## GOAL OF THE EXERCISE
Using the listing below, copy every line that mentions "VesselsValue".
** Start DATA SHOWN **
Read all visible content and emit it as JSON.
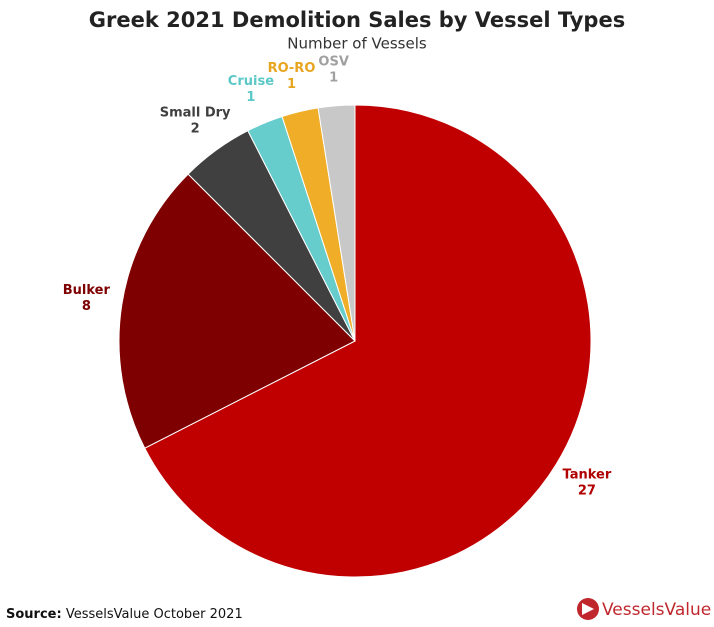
{
  "chart_data": {
    "type": "pie",
    "title": "Greek 2021 Demolition Sales by Vessel Types",
    "subtitle": "Number of Vessels",
    "categories": [
      "Tanker",
      "Bulker",
      "Small Dry",
      "Cruise",
      "RO-RO",
      "OSV"
    ],
    "values": [
      27,
      8,
      2,
      1,
      1,
      1
    ],
    "colors": [
      "#c00000",
      "#7f0000",
      "#404040",
      "#66cccc",
      "#f0ad28",
      "#c8c8c8"
    ],
    "label_colors": [
      "#b00000",
      "#7f0000",
      "#404040",
      "#5cc8c8",
      "#e8a520",
      "#a0a0a0"
    ]
  },
  "footer": {
    "source_label": "Source:",
    "source_text": "VesselsValue October 2021",
    "logo": "VesselsValue"
  }
}
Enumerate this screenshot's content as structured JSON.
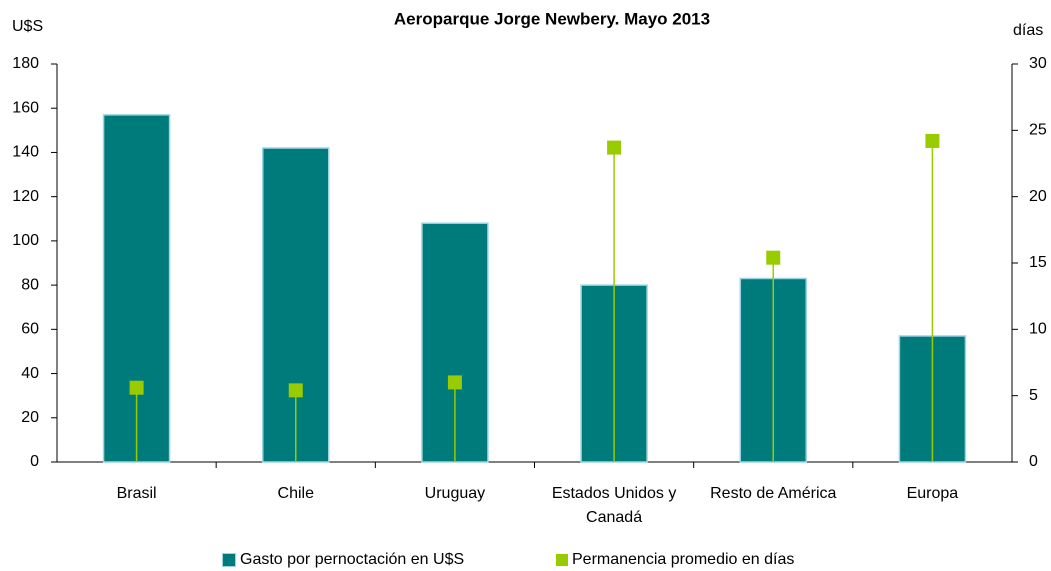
{
  "chart_data": {
    "type": "bar",
    "title": "Aeroparque Jorge Newbery. Mayo 2013",
    "y_label": "U$S",
    "y2_label": "días",
    "categories": [
      "Brasil",
      "Chile",
      "Uruguay",
      "Estados Unidos y Canadá",
      "Resto de América",
      "Europa"
    ],
    "series": [
      {
        "name": "Gasto por pernoctación en U$S",
        "color": "#007b7b",
        "values": [
          157,
          142,
          108,
          80,
          83,
          57
        ]
      },
      {
        "name": "Permanencia promedio en días",
        "color": "#99cc00",
        "axis": "y2",
        "type": "lollipop",
        "values": [
          5.6,
          5.4,
          6.0,
          23.7,
          15.4,
          24.2
        ]
      }
    ],
    "ylim": [
      0,
      180
    ],
    "yticks": [
      0,
      20,
      40,
      60,
      80,
      100,
      120,
      140,
      160,
      180
    ],
    "y2lim": [
      0,
      30
    ],
    "y2ticks": [
      0,
      5,
      10,
      15,
      20,
      25,
      30
    ],
    "legend": "bottom"
  }
}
** End DATA SHOWN **
## SOLUTION FOR THIS TASK
    "source_text": "VesselsValue October 2021",
    "logo": "VesselsValue"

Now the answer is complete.